Task brief
Show every line below where "false" can be found.
══ Excerpted data
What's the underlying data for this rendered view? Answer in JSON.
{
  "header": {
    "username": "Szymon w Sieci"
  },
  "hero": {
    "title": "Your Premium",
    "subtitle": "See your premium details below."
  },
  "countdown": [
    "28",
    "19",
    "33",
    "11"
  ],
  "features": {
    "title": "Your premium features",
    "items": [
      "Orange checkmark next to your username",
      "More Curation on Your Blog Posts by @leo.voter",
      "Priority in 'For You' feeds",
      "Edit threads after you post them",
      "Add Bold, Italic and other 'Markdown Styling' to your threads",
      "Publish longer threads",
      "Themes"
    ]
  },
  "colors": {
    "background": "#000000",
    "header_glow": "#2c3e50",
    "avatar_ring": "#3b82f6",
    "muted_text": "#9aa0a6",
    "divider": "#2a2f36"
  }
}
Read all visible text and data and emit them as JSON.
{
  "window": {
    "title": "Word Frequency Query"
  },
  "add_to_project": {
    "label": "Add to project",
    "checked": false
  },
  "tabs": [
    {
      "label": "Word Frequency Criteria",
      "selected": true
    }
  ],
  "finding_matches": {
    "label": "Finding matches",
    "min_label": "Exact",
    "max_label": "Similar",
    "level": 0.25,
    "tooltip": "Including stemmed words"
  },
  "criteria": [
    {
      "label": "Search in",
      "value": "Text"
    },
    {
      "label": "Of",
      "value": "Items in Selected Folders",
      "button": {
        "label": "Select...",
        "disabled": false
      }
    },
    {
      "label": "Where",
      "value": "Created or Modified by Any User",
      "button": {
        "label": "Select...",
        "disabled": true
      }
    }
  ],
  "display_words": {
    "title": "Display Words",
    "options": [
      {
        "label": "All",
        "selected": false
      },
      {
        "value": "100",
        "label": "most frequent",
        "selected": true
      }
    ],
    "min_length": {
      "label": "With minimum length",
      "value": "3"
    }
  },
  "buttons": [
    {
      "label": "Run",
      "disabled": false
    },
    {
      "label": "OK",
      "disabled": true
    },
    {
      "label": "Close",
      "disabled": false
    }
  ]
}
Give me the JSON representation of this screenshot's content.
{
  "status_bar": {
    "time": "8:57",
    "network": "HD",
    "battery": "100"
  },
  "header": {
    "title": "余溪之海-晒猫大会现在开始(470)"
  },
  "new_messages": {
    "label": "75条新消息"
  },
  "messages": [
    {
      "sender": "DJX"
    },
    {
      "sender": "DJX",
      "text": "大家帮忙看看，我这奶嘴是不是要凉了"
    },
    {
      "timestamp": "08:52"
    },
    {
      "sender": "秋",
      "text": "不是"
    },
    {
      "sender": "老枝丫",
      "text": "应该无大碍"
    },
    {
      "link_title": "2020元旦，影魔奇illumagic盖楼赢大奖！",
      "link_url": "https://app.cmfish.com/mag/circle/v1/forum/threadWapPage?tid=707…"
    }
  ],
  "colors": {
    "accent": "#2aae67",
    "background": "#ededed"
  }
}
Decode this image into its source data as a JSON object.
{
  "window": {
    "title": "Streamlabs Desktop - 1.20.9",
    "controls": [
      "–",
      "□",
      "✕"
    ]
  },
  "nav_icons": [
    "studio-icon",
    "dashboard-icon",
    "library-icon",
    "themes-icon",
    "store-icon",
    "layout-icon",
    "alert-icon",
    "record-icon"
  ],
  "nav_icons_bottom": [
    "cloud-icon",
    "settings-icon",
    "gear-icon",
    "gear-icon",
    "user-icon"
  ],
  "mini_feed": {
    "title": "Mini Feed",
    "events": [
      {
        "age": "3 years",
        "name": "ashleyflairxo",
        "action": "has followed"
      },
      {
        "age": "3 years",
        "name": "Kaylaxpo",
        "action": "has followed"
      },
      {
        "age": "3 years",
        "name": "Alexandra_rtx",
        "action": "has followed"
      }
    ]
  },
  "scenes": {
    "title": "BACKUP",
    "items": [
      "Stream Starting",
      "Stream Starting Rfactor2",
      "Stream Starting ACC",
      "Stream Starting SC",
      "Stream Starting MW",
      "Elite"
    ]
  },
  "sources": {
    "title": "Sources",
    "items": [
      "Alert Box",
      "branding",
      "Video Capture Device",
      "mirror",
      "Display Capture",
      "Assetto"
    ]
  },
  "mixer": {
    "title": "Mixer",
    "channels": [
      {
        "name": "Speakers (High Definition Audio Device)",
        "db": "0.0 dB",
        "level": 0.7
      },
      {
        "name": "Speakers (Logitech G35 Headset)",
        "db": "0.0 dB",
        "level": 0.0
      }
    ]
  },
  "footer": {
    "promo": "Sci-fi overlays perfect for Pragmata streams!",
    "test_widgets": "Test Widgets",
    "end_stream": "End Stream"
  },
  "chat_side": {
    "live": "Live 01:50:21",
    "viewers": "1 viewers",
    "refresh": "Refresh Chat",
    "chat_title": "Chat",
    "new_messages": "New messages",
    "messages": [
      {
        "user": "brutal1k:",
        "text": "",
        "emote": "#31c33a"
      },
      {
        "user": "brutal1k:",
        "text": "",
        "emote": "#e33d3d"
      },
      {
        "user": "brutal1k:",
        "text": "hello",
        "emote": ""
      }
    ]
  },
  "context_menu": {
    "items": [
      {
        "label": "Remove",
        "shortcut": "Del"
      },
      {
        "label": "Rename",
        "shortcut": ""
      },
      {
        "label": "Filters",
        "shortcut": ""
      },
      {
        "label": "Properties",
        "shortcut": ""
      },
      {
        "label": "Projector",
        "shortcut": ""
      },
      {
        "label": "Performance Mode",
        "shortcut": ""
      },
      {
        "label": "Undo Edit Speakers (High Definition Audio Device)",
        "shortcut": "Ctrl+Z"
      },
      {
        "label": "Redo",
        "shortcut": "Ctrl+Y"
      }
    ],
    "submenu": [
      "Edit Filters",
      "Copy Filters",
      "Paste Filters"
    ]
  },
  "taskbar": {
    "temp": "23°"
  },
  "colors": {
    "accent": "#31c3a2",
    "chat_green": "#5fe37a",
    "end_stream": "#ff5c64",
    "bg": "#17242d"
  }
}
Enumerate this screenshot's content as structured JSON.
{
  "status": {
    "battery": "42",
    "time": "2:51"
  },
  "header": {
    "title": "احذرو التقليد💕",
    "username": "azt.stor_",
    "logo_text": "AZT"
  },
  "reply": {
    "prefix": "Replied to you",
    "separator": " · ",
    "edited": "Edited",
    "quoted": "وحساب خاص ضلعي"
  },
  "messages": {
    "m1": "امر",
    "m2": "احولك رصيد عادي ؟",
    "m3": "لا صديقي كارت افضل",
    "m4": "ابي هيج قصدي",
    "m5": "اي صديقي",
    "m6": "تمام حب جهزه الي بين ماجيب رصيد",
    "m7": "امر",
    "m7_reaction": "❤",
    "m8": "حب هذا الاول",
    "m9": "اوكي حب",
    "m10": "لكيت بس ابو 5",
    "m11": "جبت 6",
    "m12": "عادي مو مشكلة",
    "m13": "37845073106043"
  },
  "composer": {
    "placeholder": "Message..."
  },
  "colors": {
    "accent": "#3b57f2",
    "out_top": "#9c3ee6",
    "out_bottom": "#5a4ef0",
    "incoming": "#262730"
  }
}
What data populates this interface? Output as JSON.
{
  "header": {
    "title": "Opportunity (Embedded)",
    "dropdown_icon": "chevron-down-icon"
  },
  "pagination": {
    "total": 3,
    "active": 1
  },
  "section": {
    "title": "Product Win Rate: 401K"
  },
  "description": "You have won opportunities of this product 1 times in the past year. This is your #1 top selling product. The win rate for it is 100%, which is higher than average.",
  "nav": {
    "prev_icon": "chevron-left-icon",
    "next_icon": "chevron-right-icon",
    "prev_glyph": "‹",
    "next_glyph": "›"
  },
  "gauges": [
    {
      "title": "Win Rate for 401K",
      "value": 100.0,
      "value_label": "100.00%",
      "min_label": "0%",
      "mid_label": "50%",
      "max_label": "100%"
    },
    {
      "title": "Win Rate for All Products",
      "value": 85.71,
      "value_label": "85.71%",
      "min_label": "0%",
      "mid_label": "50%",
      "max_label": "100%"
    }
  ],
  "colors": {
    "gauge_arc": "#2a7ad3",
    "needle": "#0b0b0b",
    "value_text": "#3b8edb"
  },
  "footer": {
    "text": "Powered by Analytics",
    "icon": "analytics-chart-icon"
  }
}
════
Result of the exercise
    "checked": false
        "disabled": false
        "selected": false
      "disabled": false
      "disabled": false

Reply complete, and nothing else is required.